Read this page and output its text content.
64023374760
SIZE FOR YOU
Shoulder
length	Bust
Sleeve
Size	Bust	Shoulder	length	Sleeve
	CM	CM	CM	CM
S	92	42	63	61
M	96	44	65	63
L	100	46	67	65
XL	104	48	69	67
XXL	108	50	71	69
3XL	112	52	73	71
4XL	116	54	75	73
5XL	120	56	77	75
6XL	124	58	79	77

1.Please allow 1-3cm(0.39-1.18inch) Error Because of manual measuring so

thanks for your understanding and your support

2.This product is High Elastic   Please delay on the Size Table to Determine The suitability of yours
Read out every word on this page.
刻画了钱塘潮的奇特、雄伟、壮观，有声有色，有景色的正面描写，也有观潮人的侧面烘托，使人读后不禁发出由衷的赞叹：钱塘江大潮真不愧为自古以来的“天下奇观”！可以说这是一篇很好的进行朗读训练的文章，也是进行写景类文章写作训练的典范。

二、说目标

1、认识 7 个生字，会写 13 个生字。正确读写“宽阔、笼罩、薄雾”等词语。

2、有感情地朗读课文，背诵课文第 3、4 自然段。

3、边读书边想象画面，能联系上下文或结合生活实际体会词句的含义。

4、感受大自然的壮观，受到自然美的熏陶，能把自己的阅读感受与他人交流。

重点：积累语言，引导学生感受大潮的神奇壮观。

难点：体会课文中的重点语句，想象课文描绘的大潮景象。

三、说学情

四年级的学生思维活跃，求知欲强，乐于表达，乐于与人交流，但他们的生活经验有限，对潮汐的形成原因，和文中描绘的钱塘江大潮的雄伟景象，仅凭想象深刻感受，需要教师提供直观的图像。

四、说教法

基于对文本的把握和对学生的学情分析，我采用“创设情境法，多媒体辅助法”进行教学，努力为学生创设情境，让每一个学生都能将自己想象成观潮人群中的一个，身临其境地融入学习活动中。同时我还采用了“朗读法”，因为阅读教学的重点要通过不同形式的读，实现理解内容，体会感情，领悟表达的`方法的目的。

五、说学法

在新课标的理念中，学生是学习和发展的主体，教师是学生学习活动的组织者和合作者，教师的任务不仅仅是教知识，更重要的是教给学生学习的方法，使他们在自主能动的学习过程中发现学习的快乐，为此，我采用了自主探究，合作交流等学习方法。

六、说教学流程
--
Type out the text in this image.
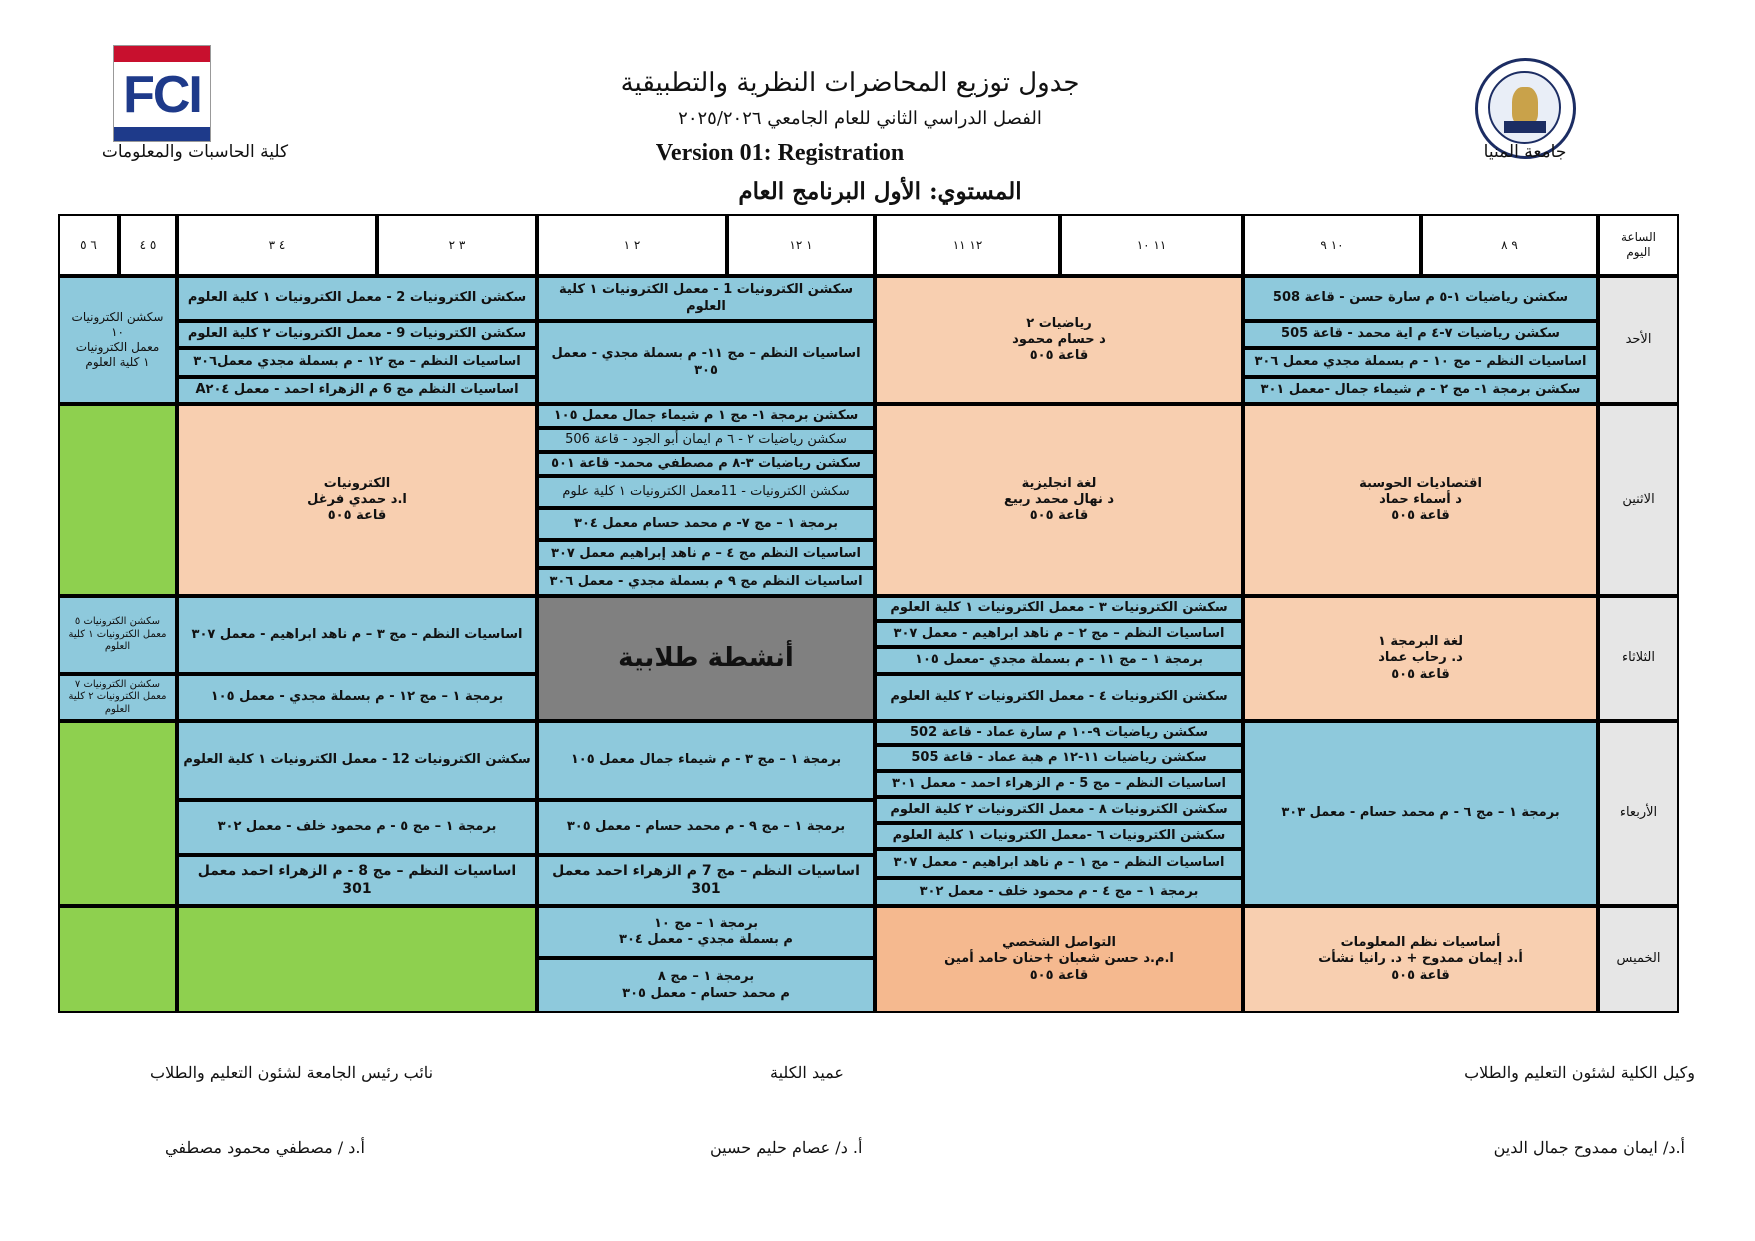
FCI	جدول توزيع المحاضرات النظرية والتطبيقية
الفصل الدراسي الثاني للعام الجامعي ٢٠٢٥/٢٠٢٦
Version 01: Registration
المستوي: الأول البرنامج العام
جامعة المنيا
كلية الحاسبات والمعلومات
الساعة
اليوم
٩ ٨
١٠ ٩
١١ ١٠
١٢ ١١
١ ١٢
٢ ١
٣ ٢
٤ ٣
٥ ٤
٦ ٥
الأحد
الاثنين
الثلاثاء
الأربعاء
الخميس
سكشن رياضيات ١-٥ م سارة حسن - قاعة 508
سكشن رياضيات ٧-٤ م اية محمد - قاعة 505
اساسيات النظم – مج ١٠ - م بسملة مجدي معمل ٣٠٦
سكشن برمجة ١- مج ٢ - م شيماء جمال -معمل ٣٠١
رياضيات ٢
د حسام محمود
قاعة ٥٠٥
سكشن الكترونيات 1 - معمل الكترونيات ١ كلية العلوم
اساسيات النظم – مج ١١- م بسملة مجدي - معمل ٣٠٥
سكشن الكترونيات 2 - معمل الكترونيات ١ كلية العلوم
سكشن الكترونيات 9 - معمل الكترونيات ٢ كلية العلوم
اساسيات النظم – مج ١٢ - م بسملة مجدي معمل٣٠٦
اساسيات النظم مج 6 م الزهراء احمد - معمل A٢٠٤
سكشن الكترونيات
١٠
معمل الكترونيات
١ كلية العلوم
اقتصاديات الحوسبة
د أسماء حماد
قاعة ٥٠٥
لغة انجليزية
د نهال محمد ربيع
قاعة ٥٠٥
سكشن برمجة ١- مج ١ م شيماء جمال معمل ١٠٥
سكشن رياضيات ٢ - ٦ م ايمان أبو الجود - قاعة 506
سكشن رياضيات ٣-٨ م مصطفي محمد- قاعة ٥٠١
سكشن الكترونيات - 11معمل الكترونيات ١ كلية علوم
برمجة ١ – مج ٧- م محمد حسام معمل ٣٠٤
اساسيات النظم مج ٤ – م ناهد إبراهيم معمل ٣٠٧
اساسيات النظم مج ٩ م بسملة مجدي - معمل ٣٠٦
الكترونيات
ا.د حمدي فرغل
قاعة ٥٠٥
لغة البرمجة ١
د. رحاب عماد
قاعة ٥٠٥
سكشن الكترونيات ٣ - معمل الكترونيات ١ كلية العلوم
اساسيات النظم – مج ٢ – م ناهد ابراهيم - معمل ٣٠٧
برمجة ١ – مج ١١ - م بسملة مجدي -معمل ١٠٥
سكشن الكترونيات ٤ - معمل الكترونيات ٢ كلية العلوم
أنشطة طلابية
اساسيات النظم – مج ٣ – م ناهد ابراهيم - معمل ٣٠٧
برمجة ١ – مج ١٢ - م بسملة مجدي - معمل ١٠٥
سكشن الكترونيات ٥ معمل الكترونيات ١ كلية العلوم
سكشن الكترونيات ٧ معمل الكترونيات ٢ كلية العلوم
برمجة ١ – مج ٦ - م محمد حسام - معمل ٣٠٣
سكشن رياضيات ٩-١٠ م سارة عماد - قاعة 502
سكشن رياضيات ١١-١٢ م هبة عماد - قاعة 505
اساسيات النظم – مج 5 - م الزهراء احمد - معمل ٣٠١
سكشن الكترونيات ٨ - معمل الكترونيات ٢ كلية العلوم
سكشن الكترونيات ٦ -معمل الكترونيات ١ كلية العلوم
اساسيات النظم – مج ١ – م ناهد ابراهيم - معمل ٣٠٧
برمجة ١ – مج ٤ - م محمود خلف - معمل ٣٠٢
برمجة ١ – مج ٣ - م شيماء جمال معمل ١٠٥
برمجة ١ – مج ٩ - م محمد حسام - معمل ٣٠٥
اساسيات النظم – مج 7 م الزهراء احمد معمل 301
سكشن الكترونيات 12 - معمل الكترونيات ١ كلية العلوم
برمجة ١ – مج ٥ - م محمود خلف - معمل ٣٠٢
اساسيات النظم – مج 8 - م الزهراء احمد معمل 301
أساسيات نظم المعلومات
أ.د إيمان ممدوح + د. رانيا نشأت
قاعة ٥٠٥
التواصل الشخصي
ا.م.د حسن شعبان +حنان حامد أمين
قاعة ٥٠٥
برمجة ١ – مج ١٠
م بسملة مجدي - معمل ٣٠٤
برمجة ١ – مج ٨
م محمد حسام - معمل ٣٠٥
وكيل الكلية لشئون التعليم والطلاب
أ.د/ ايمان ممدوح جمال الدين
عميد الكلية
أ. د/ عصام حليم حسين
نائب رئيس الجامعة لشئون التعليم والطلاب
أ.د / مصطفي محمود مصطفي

### GIVEN PROBLEM
Tally the lines of the data that contain the string "Read" and report the total alone.

### ANSWER IN FULL
2